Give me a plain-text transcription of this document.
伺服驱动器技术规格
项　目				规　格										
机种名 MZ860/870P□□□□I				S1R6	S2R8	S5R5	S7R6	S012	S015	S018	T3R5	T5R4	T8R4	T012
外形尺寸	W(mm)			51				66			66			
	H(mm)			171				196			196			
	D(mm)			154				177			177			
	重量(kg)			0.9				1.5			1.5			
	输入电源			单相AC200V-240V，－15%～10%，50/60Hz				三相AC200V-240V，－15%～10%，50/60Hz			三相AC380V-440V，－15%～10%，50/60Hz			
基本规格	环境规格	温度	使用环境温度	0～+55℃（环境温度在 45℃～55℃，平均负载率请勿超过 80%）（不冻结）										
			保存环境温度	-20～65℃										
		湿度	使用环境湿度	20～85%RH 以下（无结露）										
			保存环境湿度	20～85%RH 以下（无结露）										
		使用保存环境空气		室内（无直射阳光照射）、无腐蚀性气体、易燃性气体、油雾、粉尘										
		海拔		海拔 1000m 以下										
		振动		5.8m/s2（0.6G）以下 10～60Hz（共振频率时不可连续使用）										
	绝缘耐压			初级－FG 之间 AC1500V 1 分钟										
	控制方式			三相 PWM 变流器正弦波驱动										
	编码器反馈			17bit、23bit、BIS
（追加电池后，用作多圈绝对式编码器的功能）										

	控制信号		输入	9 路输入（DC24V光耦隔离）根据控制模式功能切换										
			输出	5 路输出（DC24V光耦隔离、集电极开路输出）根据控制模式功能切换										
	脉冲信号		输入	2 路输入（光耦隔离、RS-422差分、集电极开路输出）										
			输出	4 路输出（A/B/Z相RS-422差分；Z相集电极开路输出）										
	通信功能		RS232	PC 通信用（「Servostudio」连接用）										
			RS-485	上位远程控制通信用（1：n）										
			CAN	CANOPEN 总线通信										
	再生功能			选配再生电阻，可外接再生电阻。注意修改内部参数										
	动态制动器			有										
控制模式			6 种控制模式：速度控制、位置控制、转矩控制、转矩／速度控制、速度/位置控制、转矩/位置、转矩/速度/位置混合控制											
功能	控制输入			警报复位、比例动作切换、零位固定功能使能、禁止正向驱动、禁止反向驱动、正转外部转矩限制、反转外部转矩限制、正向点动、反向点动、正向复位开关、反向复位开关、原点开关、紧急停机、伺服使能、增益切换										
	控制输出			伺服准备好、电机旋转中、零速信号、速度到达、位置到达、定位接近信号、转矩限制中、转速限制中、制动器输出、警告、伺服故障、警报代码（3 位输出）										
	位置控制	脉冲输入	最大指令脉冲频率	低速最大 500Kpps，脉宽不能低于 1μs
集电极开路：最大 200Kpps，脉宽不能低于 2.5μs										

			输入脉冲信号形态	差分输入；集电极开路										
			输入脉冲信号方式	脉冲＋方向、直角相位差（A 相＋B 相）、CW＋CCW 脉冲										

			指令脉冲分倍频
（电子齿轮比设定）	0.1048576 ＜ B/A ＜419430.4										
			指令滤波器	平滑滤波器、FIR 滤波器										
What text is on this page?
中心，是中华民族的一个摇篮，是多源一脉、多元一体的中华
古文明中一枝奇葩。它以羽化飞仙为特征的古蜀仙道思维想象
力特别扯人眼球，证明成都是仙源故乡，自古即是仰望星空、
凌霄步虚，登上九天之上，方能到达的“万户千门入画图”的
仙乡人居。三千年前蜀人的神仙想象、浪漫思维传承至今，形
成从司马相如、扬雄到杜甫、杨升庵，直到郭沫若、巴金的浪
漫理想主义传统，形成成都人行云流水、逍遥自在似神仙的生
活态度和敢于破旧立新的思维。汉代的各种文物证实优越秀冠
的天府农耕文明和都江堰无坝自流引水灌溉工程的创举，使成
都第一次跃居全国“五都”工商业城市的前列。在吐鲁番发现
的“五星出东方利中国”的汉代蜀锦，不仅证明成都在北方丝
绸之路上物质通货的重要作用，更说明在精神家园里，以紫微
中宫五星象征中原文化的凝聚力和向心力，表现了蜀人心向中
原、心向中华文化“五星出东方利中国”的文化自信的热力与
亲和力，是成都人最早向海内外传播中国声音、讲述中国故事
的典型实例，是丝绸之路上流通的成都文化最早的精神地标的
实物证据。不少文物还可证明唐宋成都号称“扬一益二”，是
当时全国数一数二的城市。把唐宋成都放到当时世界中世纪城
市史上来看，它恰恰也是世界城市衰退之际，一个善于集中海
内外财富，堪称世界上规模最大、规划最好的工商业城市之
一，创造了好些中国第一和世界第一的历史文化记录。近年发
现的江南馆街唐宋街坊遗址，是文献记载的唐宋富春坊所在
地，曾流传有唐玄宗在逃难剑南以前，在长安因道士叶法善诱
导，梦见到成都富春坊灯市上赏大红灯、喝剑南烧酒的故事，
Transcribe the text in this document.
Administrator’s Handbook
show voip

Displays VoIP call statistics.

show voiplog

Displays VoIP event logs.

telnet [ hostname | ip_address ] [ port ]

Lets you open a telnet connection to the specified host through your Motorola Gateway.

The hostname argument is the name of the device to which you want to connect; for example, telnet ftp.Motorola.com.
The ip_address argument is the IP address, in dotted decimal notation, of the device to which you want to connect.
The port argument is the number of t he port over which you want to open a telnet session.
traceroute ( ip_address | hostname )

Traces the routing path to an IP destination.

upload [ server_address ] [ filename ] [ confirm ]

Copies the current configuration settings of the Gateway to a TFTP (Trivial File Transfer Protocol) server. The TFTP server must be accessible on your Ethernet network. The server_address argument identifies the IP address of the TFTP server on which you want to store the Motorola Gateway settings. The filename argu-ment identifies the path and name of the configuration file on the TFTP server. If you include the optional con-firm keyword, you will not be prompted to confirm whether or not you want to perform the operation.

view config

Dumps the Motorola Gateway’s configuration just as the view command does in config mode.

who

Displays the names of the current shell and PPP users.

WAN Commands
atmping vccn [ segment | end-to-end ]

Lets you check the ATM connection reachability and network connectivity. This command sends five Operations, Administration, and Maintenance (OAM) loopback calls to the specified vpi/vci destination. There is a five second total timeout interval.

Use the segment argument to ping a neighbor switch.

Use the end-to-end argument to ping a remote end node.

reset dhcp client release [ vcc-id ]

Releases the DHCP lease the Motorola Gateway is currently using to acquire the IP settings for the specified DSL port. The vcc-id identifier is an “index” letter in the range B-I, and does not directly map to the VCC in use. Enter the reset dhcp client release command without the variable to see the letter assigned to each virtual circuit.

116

Task brief
Pick out each line that holds the string "Lets".

Complete answer
Lets you open a telnet connection to the specified host through your Motorola Gateway.
Lets you check the ATM connection reachability and network connectivity. This command sends five Operations, Administration, and Maintenance (OAM) loopback calls to the specified vpi/vci destination. There is a five second total timeout interval.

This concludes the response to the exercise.